# Input data
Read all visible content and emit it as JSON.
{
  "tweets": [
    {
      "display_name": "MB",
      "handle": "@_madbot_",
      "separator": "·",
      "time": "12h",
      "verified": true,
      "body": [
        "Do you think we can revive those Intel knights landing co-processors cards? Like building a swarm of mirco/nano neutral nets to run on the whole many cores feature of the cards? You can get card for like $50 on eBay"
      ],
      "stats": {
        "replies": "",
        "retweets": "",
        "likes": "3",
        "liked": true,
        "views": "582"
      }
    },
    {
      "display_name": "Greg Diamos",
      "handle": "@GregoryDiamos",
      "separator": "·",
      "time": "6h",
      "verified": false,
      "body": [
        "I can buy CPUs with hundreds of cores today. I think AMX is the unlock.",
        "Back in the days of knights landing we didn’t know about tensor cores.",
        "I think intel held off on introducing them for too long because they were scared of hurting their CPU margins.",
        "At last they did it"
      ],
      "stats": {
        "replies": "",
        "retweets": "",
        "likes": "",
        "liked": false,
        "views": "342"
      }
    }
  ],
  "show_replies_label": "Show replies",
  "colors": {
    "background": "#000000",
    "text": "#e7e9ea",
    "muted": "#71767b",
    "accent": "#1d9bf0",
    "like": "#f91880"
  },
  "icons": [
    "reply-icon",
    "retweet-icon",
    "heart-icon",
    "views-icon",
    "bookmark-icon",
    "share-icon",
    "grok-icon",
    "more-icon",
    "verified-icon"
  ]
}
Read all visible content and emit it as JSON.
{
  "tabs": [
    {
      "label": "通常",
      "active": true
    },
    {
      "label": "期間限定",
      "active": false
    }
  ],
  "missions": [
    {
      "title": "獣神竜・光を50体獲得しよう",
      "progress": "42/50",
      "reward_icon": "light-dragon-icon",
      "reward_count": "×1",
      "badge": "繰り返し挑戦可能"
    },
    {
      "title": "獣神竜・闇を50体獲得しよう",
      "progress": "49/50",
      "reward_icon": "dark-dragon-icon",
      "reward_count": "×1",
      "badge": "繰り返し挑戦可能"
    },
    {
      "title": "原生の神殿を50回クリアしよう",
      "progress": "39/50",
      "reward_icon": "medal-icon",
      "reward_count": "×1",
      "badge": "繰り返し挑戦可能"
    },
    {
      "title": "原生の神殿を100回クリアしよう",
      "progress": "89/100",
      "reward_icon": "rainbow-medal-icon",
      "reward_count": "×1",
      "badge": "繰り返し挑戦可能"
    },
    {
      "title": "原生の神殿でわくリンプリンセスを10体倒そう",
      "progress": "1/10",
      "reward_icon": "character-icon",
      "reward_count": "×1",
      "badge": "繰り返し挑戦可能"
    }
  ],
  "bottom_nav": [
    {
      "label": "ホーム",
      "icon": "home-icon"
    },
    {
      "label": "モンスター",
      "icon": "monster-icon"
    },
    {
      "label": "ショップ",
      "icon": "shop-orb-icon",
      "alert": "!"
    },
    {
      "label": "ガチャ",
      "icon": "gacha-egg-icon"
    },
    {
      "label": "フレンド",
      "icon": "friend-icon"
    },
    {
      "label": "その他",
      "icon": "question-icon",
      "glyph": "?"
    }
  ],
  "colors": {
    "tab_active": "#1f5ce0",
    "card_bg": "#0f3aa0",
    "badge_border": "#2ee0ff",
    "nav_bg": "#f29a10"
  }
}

# Your instructions
Which lines hold the word "they"? Copy all of them.

# Result
        "I think intel held off on introducing them for too long because they were scared of hurting their CPU margins.",
        "At last they did it"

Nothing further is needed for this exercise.